## EXERCISE
Copy out each line of the data that holds the word "wine".

## Excerpt from a dataset
* * * *

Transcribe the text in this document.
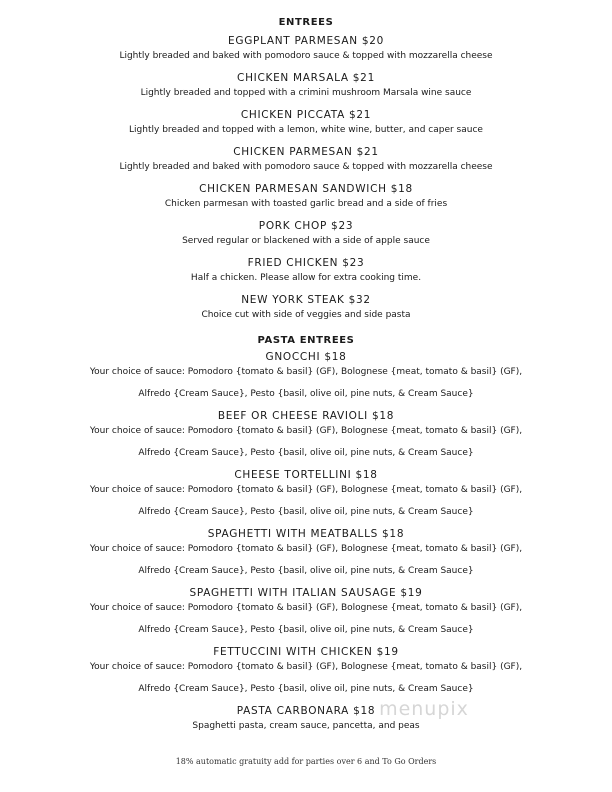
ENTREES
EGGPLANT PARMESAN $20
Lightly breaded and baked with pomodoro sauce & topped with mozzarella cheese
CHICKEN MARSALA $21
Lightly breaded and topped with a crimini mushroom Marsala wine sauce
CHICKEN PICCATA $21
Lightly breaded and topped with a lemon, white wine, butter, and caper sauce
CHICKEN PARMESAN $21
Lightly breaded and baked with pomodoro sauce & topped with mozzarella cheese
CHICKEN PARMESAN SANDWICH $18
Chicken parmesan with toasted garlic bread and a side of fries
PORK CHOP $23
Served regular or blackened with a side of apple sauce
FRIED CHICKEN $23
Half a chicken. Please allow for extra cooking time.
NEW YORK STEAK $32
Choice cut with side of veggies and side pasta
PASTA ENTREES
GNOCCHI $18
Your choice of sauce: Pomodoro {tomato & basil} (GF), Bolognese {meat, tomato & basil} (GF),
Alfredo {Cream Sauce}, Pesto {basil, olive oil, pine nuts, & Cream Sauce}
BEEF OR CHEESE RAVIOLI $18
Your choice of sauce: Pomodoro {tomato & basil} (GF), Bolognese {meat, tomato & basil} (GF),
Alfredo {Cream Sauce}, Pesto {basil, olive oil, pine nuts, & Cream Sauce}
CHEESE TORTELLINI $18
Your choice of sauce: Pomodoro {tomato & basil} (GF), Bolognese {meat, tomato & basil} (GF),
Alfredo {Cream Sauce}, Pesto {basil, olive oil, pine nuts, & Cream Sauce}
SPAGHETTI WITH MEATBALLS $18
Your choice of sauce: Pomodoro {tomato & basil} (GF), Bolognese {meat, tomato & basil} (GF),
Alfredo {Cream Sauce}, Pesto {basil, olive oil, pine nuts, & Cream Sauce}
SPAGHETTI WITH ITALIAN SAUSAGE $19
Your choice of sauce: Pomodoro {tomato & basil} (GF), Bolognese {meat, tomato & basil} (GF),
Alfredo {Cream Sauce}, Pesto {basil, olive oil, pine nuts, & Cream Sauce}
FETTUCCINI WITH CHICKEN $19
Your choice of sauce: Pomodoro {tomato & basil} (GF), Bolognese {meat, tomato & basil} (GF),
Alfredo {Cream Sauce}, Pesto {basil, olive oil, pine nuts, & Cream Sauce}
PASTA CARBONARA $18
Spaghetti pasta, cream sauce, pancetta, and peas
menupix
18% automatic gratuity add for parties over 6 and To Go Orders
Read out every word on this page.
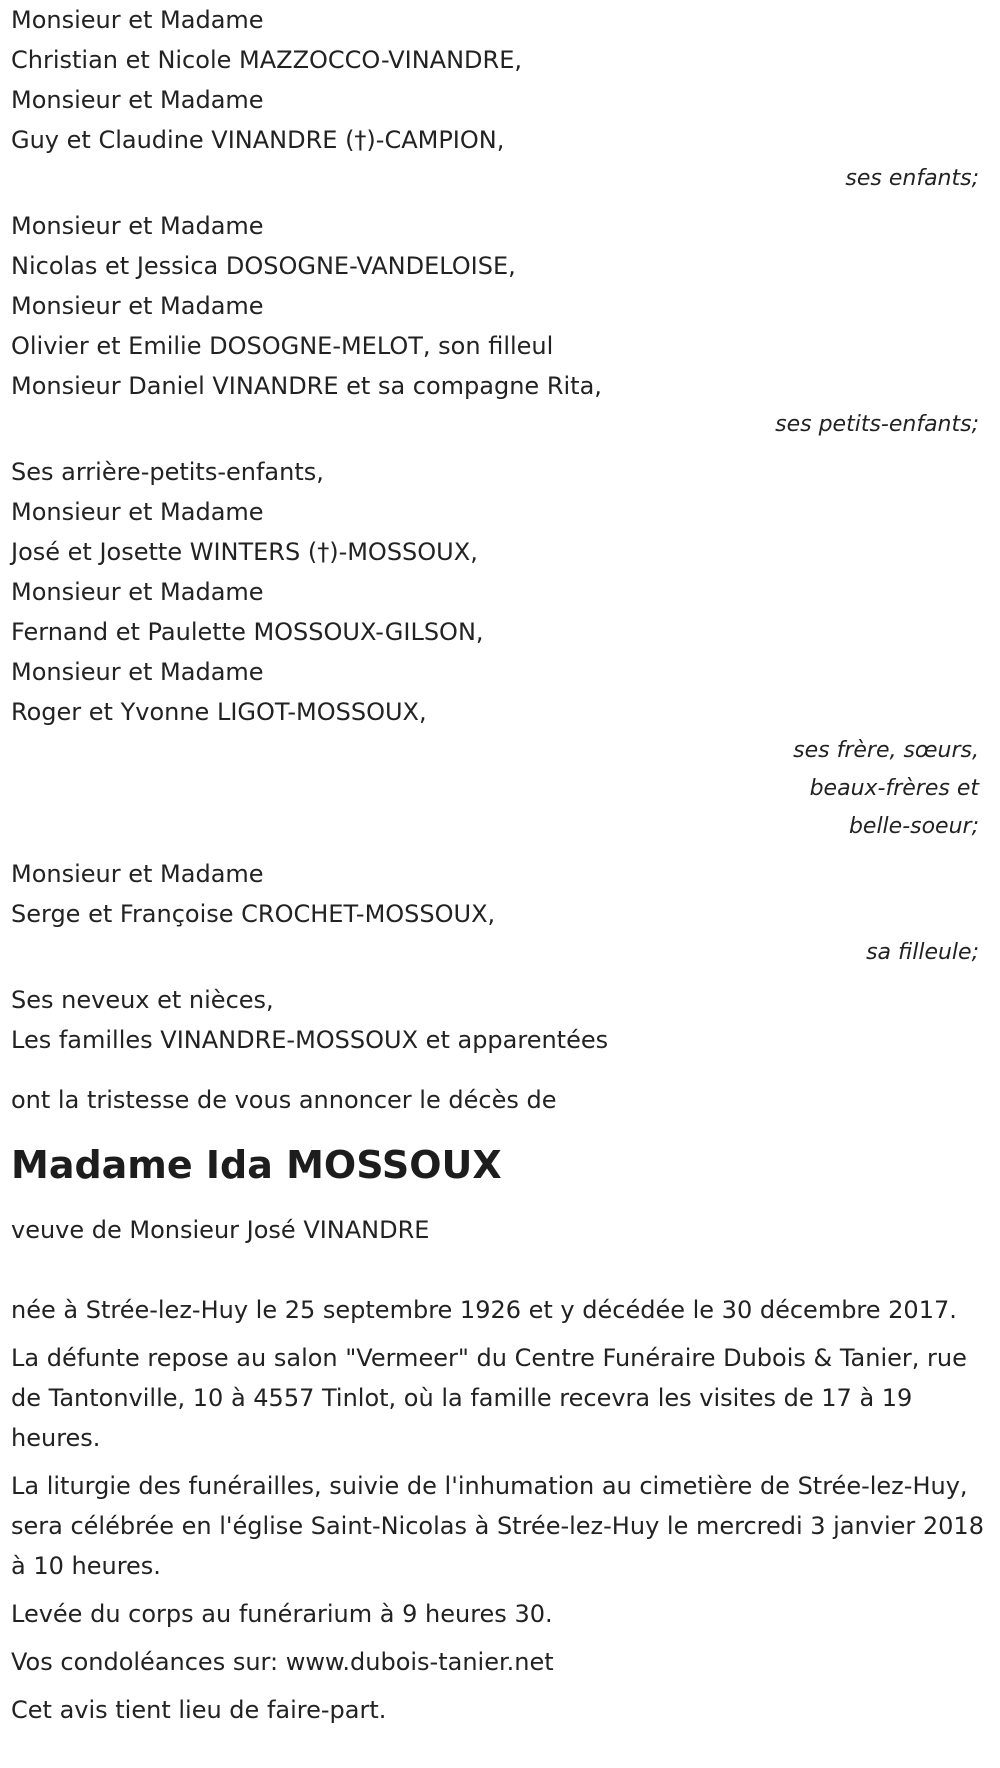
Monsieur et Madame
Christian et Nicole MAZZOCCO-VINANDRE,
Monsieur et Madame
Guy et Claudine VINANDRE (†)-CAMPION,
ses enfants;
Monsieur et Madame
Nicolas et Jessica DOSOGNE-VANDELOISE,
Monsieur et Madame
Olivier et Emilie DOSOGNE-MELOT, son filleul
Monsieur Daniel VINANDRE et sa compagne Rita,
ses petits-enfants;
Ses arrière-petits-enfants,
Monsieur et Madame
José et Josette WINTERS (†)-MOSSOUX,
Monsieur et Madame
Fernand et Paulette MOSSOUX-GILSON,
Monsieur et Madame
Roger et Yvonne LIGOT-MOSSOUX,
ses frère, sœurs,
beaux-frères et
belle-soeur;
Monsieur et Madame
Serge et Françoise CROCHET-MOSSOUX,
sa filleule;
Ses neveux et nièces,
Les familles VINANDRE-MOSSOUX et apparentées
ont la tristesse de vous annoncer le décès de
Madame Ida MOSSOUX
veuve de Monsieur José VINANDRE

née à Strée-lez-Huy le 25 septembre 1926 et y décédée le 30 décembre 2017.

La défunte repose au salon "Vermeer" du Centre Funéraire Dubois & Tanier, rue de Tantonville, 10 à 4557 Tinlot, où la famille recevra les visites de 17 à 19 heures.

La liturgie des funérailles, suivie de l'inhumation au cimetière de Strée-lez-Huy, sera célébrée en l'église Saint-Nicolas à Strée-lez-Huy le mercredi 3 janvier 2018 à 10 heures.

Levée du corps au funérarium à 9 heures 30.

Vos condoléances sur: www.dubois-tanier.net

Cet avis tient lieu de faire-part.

* * * *

## CORRECT RESULT
Lightly breaded and topped with a crimini mushroom Marsala wine sauce
Lightly breaded and topped with a lemon, white wine, butter, and caper sauce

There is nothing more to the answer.